§ **The records**

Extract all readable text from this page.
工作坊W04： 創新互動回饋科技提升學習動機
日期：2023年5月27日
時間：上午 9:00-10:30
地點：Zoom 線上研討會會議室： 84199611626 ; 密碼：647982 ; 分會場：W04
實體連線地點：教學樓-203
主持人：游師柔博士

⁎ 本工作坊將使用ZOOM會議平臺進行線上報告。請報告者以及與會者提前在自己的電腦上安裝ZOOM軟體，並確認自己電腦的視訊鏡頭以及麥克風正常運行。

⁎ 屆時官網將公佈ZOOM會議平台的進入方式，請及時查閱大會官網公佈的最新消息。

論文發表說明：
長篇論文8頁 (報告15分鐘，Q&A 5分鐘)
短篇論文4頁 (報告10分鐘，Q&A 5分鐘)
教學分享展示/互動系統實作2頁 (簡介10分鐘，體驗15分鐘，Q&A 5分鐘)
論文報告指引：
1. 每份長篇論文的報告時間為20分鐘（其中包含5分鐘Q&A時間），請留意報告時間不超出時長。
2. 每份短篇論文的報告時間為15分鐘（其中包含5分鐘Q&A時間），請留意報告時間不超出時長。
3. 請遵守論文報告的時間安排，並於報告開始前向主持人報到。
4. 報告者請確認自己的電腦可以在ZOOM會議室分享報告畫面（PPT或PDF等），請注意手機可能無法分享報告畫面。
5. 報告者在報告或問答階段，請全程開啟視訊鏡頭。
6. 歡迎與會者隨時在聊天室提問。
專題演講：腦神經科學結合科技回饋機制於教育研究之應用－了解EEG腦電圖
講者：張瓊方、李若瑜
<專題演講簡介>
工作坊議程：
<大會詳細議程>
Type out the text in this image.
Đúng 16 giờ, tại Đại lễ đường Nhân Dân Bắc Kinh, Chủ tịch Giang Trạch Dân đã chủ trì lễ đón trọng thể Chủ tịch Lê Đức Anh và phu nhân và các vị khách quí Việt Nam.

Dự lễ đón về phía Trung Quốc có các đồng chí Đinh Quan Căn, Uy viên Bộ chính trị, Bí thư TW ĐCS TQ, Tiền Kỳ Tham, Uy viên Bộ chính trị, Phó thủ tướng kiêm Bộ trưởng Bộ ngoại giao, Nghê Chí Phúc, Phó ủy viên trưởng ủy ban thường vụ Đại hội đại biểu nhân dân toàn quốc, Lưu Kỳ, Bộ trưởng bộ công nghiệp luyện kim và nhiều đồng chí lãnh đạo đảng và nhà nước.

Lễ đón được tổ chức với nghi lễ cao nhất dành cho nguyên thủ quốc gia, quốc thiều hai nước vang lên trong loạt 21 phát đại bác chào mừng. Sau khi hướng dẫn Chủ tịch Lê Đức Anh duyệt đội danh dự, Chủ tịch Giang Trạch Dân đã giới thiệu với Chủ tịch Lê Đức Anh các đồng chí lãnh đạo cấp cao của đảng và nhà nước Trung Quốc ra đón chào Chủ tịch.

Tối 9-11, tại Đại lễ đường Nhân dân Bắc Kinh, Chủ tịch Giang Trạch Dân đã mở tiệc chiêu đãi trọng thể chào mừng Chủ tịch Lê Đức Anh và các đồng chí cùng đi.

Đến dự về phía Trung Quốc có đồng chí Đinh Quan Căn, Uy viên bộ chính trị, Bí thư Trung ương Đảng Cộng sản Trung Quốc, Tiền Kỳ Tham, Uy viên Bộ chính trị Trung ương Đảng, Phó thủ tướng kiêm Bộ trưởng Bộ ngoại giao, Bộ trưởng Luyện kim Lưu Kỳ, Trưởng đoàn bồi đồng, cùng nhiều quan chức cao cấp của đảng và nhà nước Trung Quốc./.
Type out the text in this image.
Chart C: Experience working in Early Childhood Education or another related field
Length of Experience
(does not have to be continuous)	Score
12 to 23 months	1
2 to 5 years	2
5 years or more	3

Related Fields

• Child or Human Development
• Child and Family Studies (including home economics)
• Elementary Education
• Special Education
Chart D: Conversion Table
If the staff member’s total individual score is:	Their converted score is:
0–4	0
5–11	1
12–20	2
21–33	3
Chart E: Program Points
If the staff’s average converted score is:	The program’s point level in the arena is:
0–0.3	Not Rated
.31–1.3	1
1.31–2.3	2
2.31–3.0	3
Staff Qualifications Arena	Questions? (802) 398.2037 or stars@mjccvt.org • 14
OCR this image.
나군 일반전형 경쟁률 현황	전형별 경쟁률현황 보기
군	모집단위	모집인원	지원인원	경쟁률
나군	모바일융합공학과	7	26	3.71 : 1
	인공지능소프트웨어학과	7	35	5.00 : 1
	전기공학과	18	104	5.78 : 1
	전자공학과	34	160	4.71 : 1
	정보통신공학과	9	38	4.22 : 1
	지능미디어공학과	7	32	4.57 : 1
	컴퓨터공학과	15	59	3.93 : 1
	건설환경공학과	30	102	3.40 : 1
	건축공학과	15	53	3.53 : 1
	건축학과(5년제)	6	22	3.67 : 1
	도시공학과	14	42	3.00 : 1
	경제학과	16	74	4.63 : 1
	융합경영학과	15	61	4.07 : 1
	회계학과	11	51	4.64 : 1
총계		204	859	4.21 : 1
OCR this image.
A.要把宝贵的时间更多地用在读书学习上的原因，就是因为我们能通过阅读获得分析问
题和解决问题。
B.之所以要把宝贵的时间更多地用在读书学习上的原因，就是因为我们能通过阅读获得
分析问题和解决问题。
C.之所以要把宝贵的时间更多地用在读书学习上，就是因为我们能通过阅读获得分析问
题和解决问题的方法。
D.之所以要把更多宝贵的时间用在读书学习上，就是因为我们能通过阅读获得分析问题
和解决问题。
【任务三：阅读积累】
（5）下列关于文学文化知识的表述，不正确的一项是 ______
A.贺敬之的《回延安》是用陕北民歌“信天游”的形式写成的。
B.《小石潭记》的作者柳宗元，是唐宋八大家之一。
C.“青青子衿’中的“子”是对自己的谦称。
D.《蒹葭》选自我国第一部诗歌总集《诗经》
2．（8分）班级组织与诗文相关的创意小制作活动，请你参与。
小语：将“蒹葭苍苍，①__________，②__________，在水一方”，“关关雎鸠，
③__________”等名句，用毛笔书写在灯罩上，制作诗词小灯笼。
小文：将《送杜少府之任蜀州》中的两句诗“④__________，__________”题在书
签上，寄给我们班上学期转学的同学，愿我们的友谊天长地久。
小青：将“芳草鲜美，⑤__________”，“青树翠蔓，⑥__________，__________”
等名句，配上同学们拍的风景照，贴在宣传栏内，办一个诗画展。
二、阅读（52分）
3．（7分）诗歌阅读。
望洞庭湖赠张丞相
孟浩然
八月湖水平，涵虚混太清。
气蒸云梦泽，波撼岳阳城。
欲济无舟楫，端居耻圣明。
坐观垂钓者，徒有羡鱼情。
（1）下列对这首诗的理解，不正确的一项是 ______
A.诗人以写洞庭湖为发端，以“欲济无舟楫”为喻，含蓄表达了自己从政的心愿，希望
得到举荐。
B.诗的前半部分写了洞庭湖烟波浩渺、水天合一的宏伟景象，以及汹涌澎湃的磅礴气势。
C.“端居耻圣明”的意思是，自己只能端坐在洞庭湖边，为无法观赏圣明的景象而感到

§ **Instruction**
Print out all the entries precisely as written.

§ **Answer for this exercise**
Extract all readable text from this page.
工作坊W04： 創新互動回饋科技提升學習動機
日期：2023年5月27日
時間：上午 9:00-10:30
地點：Zoom 線上研討會會議室： 84199611626 ; 密碼：647982 ; 分會場：W04
實體連線地點：教學樓-203
主持人：游師柔博士

⁎ 本工作坊將使用ZOOM會議平臺進行線上報告。請報告者以及與會者提前在自己的電腦上安裝ZOOM軟體，並確認自己電腦的視訊鏡頭以及麥克風正常運行。

⁎ 屆時官網將公佈ZOOM會議平台的進入方式，請及時查閱大會官網公佈的最新消息。

論文發表說明：
長篇論文8頁 (報告15分鐘，Q&A 5分鐘)
短篇論文4頁 (報告10分鐘，Q&A 5分鐘)
教學分享展示/互動系統實作2頁 (簡介10分鐘，體驗15分鐘，Q&A 5分鐘)
論文報告指引：
1. 每份長篇論文的報告時間為20分鐘（其中包含5分鐘Q&A時間），請留意報告時間不超出時長。
2. 每份短篇論文的報告時間為15分鐘（其中包含5分鐘Q&A時間），請留意報告時間不超出時長。
3. 請遵守論文報告的時間安排，並於報告開始前向主持人報到。
4. 報告者請確認自己的電腦可以在ZOOM會議室分享報告畫面（PPT或PDF等），請注意手機可能無法分享報告畫面。
5. 報告者在報告或問答階段，請全程開啟視訊鏡頭。
6. 歡迎與會者隨時在聊天室提問。
專題演講：腦神經科學結合科技回饋機制於教育研究之應用－了解EEG腦電圖
講者：張瓊方、李若瑜
<專題演講簡介>
工作坊議程：
<大會詳細議程>
Type out the text in this image.
Đúng 16 giờ, tại Đại lễ đường Nhân Dân Bắc Kinh, Chủ tịch Giang Trạch Dân đã chủ trì lễ đón trọng thể Chủ tịch Lê Đức Anh và phu nhân và các vị khách quí Việt Nam.

Dự lễ đón về phía Trung Quốc có các đồng chí Đinh Quan Căn, Uy viên Bộ chính trị, Bí thư TW ĐCS TQ, Tiền Kỳ Tham, Uy viên Bộ chính trị, Phó thủ tướng kiêm Bộ trưởng Bộ ngoại giao, Nghê Chí Phúc, Phó ủy viên trưởng ủy ban thường vụ Đại hội đại biểu nhân dân toàn quốc, Lưu Kỳ, Bộ trưởng bộ công nghiệp luyện kim và nhiều đồng chí lãnh đạo đảng và nhà nước.

Lễ đón được tổ chức với nghi lễ cao nhất dành cho nguyên thủ quốc gia, quốc thiều hai nước vang lên trong loạt 21 phát đại bác chào mừng. Sau khi hướng dẫn Chủ tịch Lê Đức Anh duyệt đội danh dự, Chủ tịch Giang Trạch Dân đã giới thiệu với Chủ tịch Lê Đức Anh các đồng chí lãnh đạo cấp cao của đảng và nhà nước Trung Quốc ra đón chào Chủ tịch.

Tối 9-11, tại Đại lễ đường Nhân dân Bắc Kinh, Chủ tịch Giang Trạch Dân đã mở tiệc chiêu đãi trọng thể chào mừng Chủ tịch Lê Đức Anh và các đồng chí cùng đi.

Đến dự về phía Trung Quốc có đồng chí Đinh Quan Căn, Uy viên bộ chính trị, Bí thư Trung ương Đảng Cộng sản Trung Quốc, Tiền Kỳ Tham, Uy viên Bộ chính trị Trung ương Đảng, Phó thủ tướng kiêm Bộ trưởng Bộ ngoại giao, Bộ trưởng Luyện kim Lưu Kỳ, Trưởng đoàn bồi đồng, cùng nhiều quan chức cao cấp của đảng và nhà nước Trung Quốc./.
Type out the text in this image.
Chart C: Experience working in Early Childhood Education or another related field
Length of Experience
(does not have to be continuous)	Score
12 to 23 months	1
2 to 5 years	2
5 years or more	3

Related Fields

• Child or Human Development
• Child and Family Studies (including home economics)
• Elementary Education
• Special Education
Chart D: Conversion Table
If the staff member’s total individual score is:	Their converted score is:
0–4	0
5–11	1
12–20	2
21–33	3
Chart E: Program Points
If the staff’s average converted score is:	The program’s point level in the arena is:
0–0.3	Not Rated
.31–1.3	1
1.31–2.3	2
2.31–3.0	3
Staff Qualifications Arena	Questions? (802) 398.2037 or stars@mjccvt.org • 14
OCR this image.
나군 일반전형 경쟁률 현황	전형별 경쟁률현황 보기
군	모집단위	모집인원	지원인원	경쟁률
나군	모바일융합공학과	7	26	3.71 : 1
	인공지능소프트웨어학과	7	35	5.00 : 1
	전기공학과	18	104	5.78 : 1
	전자공학과	34	160	4.71 : 1
	정보통신공학과	9	38	4.22 : 1
	지능미디어공학과	7	32	4.57 : 1
	컴퓨터공학과	15	59	3.93 : 1
	건설환경공학과	30	102	3.40 : 1
	건축공학과	15	53	3.53 : 1
	건축학과(5년제)	6	22	3.67 : 1
	도시공학과	14	42	3.00 : 1
	경제학과	16	74	4.63 : 1
	융합경영학과	15	61	4.07 : 1
	회계학과	11	51	4.64 : 1
총계		204	859	4.21 : 1
OCR this image.
A.要把宝贵的时间更多地用在读书学习上的原因，就是因为我们能通过阅读获得分析问
题和解决问题。
B.之所以要把宝贵的时间更多地用在读书学习上的原因，就是因为我们能通过阅读获得
分析问题和解决问题。
C.之所以要把宝贵的时间更多地用在读书学习上，就是因为我们能通过阅读获得分析问
题和解决问题的方法。
D.之所以要把更多宝贵的时间用在读书学习上，就是因为我们能通过阅读获得分析问题
和解决问题。
【任务三：阅读积累】
（5）下列关于文学文化知识的表述，不正确的一项是 ______
A.贺敬之的《回延安》是用陕北民歌“信天游”的形式写成的。
B.《小石潭记》的作者柳宗元，是唐宋八大家之一。
C.“青青子衿’中的“子”是对自己的谦称。
D.《蒹葭》选自我国第一部诗歌总集《诗经》
2．（8分）班级组织与诗文相关的创意小制作活动，请你参与。
小语：将“蒹葭苍苍，①__________，②__________，在水一方”，“关关雎鸠，
③__________”等名句，用毛笔书写在灯罩上，制作诗词小灯笼。
小文：将《送杜少府之任蜀州》中的两句诗“④__________，__________”题在书
签上，寄给我们班上学期转学的同学，愿我们的友谊天长地久。
小青：将“芳草鲜美，⑤__________”，“青树翠蔓，⑥__________，__________”
等名句，配上同学们拍的风景照，贴在宣传栏内，办一个诗画展。
二、阅读（52分）
3．（7分）诗歌阅读。
望洞庭湖赠张丞相
孟浩然
八月湖水平，涵虚混太清。
气蒸云梦泽，波撼岳阳城。
欲济无舟楫，端居耻圣明。
坐观垂钓者，徒有羡鱼情。
（1）下列对这首诗的理解，不正确的一项是 ______
A.诗人以写洞庭湖为发端，以“欲济无舟楫”为喻，含蓄表达了自己从政的心愿，希望
得到举荐。
B.诗的前半部分写了洞庭湖烟波浩渺、水天合一的宏伟景象，以及汹涌澎湃的磅礴气势。
C.“端居耻圣明”的意思是，自己只能端坐在洞庭湖边，为无法观赏圣明的景象而感到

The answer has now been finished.